__Aim of the exercise__. From the entries below, copy every line holding the word "xlabel".

Stored data entries:

···

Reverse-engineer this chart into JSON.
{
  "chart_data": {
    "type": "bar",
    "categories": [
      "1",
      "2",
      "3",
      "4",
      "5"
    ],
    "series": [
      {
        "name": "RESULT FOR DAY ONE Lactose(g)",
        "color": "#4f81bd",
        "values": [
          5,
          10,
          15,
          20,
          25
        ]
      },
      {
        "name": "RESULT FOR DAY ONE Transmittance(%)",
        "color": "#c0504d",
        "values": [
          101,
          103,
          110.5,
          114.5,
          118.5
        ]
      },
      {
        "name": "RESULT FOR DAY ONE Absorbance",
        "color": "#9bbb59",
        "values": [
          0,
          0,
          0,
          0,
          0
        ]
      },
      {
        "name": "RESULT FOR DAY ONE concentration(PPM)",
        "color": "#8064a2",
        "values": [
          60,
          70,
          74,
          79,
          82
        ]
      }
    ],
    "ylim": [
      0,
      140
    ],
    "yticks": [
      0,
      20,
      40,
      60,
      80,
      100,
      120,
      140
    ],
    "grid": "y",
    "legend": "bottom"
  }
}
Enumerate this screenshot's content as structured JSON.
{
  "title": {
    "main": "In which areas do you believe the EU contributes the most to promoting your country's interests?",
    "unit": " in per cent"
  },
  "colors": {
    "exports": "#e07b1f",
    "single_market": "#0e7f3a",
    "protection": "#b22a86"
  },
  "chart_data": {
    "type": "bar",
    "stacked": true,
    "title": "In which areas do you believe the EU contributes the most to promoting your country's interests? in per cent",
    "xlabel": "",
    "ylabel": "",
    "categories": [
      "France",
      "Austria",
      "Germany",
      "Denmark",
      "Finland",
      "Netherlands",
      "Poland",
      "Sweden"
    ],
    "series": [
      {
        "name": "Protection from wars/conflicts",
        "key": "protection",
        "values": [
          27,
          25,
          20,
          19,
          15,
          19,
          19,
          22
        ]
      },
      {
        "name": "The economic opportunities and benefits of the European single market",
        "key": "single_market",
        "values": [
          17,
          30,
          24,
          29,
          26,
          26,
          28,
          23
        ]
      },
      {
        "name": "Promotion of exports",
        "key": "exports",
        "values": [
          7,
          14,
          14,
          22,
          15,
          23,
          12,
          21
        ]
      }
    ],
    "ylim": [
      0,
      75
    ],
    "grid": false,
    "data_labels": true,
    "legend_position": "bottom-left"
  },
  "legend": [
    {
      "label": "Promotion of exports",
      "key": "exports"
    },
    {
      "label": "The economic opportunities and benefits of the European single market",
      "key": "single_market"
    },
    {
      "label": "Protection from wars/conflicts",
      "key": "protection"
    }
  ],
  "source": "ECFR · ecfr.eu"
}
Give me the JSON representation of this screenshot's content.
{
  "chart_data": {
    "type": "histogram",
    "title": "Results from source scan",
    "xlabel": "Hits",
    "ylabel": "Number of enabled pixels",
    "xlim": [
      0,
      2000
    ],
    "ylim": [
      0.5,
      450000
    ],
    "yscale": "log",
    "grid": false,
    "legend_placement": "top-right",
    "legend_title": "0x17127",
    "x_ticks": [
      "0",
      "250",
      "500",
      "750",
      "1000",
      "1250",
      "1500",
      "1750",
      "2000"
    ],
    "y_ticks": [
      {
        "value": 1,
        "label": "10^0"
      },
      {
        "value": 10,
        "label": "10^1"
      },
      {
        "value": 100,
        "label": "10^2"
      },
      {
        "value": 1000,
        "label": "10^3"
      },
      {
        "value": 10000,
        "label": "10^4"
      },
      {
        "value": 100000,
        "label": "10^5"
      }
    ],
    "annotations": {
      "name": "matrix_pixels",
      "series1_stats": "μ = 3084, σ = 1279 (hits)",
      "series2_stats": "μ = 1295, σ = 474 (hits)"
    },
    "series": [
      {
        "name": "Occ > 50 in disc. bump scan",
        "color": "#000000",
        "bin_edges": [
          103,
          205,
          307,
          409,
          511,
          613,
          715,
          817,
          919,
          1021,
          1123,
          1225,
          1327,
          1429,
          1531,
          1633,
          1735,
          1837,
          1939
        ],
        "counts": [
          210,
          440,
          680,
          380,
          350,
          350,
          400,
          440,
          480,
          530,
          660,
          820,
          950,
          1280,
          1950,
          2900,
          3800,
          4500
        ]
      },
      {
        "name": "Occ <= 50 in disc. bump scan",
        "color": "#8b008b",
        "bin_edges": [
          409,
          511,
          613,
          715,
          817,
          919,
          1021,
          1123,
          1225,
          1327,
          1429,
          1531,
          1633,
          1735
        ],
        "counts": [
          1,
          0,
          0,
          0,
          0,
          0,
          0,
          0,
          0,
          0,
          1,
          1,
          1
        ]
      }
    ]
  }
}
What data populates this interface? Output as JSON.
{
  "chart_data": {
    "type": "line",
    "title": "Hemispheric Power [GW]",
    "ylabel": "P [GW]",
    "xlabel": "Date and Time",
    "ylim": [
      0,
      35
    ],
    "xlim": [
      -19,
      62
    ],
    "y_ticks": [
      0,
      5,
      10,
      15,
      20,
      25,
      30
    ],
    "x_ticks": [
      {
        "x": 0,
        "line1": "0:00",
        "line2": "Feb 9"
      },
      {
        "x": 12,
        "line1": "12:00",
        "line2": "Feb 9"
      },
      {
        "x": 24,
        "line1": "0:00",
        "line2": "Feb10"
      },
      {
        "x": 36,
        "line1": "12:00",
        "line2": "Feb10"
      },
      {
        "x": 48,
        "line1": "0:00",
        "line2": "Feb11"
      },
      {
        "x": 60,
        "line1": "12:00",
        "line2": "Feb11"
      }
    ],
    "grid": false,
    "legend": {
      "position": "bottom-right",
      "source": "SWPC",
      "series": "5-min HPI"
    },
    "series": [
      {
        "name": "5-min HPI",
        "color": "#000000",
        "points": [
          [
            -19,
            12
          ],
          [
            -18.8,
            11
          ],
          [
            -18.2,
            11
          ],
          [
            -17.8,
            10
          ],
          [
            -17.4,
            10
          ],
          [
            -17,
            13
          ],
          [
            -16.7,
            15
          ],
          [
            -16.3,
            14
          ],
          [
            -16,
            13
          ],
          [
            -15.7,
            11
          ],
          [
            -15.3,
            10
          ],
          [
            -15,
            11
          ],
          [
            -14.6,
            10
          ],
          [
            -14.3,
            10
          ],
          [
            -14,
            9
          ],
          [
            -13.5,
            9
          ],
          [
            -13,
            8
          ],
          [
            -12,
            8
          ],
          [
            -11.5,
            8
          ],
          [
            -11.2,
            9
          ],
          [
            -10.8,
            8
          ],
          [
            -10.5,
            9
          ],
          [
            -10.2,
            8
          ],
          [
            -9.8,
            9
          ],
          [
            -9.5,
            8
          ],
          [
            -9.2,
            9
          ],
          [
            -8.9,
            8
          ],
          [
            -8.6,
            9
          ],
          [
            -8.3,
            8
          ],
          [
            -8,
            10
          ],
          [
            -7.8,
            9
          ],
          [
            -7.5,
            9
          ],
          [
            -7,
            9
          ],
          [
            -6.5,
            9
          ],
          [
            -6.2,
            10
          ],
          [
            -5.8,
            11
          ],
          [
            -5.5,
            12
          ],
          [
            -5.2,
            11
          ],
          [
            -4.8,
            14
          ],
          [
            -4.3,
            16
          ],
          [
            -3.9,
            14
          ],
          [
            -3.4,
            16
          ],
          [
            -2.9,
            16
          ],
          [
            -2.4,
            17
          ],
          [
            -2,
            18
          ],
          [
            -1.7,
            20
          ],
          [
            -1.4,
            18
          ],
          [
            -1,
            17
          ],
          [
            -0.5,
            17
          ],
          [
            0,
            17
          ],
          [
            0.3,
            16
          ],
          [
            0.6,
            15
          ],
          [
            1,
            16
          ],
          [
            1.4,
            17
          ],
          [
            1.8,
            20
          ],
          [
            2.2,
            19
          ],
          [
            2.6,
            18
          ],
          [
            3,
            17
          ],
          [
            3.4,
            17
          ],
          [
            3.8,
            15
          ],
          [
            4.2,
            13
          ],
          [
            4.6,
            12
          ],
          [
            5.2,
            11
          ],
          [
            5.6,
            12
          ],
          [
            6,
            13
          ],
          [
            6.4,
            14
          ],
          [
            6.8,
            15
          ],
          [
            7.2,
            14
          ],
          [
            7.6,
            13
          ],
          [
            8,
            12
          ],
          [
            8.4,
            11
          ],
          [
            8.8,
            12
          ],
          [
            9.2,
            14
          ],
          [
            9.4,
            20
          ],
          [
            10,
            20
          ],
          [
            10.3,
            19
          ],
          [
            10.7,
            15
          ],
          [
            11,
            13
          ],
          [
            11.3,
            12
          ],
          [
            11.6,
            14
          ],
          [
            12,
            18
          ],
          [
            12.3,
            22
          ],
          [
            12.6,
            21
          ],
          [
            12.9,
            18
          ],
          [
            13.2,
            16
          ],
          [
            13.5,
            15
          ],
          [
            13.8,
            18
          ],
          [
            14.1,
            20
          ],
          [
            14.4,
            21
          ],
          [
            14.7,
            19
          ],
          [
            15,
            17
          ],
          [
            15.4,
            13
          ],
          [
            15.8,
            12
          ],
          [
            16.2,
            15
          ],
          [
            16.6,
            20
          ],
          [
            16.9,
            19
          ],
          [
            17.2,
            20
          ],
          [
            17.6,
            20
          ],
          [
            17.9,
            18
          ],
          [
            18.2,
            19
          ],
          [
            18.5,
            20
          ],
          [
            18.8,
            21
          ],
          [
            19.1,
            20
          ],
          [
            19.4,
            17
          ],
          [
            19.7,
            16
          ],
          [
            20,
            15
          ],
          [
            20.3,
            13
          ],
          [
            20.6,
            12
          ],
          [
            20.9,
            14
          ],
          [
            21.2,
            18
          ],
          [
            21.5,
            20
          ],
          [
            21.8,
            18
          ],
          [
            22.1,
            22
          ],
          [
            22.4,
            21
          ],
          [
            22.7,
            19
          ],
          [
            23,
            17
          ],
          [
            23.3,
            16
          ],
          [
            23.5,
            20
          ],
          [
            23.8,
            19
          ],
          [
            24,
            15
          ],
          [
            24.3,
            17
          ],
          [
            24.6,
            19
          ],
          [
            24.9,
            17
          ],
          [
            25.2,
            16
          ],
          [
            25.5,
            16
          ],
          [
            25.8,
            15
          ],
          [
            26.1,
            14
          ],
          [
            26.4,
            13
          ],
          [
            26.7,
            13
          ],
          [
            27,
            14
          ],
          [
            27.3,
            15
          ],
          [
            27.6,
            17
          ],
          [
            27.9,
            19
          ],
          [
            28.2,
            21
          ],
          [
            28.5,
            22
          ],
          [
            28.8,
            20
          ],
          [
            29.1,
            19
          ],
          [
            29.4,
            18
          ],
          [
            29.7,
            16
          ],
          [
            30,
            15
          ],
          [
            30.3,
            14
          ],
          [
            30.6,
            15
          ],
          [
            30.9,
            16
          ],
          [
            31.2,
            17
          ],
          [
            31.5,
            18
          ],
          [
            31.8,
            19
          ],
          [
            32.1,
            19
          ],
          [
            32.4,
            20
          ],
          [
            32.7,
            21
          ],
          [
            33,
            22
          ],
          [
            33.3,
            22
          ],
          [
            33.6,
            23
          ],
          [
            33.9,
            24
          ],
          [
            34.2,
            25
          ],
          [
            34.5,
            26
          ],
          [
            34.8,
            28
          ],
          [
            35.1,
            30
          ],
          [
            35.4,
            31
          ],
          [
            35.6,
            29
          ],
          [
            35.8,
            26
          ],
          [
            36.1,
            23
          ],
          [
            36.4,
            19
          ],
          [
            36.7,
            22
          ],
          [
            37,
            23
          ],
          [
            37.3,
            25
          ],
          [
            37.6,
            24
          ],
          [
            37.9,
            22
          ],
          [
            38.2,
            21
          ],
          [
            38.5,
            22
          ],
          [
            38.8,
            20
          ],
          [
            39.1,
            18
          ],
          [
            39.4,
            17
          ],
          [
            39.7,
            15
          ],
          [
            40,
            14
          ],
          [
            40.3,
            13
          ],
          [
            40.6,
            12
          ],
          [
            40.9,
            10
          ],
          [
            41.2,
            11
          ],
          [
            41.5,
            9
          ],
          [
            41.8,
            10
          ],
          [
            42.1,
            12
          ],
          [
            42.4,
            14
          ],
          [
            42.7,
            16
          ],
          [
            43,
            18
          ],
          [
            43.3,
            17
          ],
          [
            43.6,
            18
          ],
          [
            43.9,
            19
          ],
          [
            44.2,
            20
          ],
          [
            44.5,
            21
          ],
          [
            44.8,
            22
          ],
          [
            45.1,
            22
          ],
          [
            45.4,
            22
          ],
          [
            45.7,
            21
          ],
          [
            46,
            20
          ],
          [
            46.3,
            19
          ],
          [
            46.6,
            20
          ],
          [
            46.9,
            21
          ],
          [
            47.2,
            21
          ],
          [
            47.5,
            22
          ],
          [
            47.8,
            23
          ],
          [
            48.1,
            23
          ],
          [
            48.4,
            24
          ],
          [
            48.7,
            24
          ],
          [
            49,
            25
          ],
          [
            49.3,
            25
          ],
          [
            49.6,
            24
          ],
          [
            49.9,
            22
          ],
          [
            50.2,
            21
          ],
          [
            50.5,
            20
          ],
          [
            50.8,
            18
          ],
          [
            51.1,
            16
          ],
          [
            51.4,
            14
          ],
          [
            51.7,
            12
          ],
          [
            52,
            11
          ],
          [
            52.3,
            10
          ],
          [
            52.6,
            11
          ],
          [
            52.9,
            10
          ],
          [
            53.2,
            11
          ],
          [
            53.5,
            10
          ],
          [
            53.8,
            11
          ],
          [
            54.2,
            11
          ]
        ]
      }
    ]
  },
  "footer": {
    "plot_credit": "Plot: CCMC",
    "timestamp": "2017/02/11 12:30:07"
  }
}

···

__The result__.
    "xlabel": "",
    "xlabel": "Hits",
    "xlabel": "Date and Time",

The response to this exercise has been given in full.